Data records
--- Start ---
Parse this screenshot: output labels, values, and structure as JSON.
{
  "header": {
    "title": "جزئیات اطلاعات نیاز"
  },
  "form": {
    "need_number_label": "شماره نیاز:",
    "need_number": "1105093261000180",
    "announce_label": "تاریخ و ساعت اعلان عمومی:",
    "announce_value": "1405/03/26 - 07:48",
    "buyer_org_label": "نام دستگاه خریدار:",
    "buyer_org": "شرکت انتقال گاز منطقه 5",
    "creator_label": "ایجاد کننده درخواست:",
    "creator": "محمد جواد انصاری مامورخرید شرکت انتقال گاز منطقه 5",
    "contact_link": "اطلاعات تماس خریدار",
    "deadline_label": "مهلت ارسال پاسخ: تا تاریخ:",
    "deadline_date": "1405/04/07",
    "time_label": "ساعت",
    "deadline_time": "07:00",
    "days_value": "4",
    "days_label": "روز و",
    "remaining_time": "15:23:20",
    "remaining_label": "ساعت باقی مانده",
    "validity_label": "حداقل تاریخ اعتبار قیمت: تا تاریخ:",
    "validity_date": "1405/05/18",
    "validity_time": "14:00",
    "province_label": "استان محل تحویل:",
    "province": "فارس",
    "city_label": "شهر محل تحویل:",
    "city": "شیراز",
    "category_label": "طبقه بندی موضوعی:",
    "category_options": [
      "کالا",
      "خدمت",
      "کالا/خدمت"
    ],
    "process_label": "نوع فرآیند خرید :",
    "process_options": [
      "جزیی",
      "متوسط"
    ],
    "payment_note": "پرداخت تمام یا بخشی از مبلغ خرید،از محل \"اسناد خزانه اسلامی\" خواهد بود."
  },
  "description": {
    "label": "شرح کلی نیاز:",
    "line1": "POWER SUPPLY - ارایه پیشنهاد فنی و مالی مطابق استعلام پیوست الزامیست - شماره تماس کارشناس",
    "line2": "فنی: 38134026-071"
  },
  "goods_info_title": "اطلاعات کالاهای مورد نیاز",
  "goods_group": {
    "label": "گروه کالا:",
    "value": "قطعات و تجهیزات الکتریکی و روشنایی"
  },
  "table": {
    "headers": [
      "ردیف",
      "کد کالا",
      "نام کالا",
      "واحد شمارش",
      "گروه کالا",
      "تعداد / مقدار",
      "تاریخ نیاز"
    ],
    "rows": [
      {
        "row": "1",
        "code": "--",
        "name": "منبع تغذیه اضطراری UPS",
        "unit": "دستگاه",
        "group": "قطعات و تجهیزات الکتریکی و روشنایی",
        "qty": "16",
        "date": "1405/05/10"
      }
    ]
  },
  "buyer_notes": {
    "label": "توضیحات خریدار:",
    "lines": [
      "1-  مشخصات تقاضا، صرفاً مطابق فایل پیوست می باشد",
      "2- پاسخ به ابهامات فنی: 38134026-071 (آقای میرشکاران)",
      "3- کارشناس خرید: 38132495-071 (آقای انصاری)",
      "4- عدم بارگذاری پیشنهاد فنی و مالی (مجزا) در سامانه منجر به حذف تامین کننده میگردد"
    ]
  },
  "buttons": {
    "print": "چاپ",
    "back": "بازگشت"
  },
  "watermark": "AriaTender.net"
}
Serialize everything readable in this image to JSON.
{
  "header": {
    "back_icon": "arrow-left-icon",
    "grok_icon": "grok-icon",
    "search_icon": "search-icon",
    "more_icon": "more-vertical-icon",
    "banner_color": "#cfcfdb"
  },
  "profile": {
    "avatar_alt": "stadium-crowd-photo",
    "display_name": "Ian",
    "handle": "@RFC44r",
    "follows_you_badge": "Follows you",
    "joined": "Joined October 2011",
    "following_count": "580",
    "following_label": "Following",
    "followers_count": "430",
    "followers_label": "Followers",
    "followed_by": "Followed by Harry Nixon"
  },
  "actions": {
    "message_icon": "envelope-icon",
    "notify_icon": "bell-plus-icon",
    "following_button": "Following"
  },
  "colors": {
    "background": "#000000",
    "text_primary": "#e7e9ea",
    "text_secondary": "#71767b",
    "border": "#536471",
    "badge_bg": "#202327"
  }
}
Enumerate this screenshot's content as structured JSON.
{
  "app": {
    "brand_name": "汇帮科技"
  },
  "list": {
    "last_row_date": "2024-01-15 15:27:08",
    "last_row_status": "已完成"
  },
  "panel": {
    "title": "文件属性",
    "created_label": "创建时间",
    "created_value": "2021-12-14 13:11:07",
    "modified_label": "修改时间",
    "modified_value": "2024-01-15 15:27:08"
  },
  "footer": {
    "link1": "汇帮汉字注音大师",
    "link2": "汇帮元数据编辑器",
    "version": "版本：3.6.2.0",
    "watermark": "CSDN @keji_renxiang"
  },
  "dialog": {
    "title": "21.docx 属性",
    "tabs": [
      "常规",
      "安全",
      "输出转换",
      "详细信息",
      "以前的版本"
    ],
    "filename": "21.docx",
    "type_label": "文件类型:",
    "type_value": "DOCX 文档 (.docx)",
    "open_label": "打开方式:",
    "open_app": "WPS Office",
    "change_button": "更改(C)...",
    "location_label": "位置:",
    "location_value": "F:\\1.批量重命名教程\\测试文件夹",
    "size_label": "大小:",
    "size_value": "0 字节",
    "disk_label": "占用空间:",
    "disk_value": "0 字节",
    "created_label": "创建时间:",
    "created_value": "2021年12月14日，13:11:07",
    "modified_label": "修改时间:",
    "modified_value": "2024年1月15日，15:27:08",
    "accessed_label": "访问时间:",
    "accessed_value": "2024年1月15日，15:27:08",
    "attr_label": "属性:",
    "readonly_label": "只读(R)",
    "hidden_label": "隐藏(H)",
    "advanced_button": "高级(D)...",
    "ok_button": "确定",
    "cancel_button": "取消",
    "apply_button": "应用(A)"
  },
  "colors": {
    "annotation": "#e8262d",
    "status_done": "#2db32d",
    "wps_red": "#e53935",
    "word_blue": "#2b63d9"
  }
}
--- End ---
Determine how many lines of this listing contain "انتقال", and give only the number.

2